» **Exercise details**:
Repeat each entry in full, exactly.

▬▬▬▬▬▬▬▬▬▬

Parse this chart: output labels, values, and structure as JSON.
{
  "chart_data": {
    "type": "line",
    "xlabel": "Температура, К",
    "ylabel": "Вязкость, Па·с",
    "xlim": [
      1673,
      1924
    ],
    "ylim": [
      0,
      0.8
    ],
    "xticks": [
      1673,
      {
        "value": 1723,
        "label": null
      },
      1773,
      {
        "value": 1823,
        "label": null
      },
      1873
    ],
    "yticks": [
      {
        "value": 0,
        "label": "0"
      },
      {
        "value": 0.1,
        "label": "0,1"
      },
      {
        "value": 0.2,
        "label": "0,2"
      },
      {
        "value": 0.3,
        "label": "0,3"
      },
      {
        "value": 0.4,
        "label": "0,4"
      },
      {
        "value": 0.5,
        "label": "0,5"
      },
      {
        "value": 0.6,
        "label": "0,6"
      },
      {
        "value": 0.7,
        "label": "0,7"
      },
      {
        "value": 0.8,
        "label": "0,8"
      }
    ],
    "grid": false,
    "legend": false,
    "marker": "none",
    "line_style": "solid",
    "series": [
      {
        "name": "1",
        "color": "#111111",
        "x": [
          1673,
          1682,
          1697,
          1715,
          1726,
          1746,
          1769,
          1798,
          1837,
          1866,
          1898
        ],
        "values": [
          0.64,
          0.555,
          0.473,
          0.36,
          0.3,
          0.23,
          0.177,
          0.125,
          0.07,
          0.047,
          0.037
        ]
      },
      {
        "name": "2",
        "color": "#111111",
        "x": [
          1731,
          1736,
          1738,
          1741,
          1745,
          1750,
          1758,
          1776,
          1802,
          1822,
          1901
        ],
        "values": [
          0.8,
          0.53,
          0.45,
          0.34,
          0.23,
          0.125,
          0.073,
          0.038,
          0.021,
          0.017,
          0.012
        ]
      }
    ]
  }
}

▬▬▬▬▬▬▬▬▬▬

» **Finished task**:
Parse this chart: output labels, values, and structure as JSON.
{
  "chart_data": {
    "type": "line",
    "xlabel": "Температура, К",
    "ylabel": "Вязкость, Па·с",
    "xlim": [
      1673,
      1924
    ],
    "ylim": [
      0,
      0.8
    ],
    "xticks": [
      1673,
      {
        "value": 1723,
        "label": null
      },
      1773,
      {
        "value": 1823,
        "label": null
      },
      1873
    ],
    "yticks": [
      {
        "value": 0,
        "label": "0"
      },
      {
        "value": 0.1,
        "label": "0,1"
      },
      {
        "value": 0.2,
        "label": "0,2"
      },
      {
        "value": 0.3,
        "label": "0,3"
      },
      {
        "value": 0.4,
        "label": "0,4"
      },
      {
        "value": 0.5,
        "label": "0,5"
      },
      {
        "value": 0.6,
        "label": "0,6"
      },
      {
        "value": 0.7,
        "label": "0,7"
      },
      {
        "value": 0.8,
        "label": "0,8"
      }
    ],
    "grid": false,
    "legend": false,
    "marker": "none",
    "line_style": "solid",
    "series": [
      {
        "name": "1",
        "color": "#111111",
        "x": [
          1673,
          1682,
          1697,
          1715,
          1726,
          1746,
          1769,
          1798,
          1837,
          1866,
          1898
        ],
        "values": [
          0.64,
          0.555,
          0.473,
          0.36,
          0.3,
          0.23,
          0.177,
          0.125,
          0.07,
          0.047,
          0.037
        ]
      },
      {
        "name": "2",
        "color": "#111111",
        "x": [
          1731,
          1736,
          1738,
          1741,
          1745,
          1750,
          1758,
          1776,
          1802,
          1822,
          1901
        ],
        "values": [
          0.8,
          0.53,
          0.45,
          0.34,
          0.23,
          0.125,
          0.073,
          0.038,
          0.021,
          0.017,
          0.012
        ]
      }
    ]
  }
}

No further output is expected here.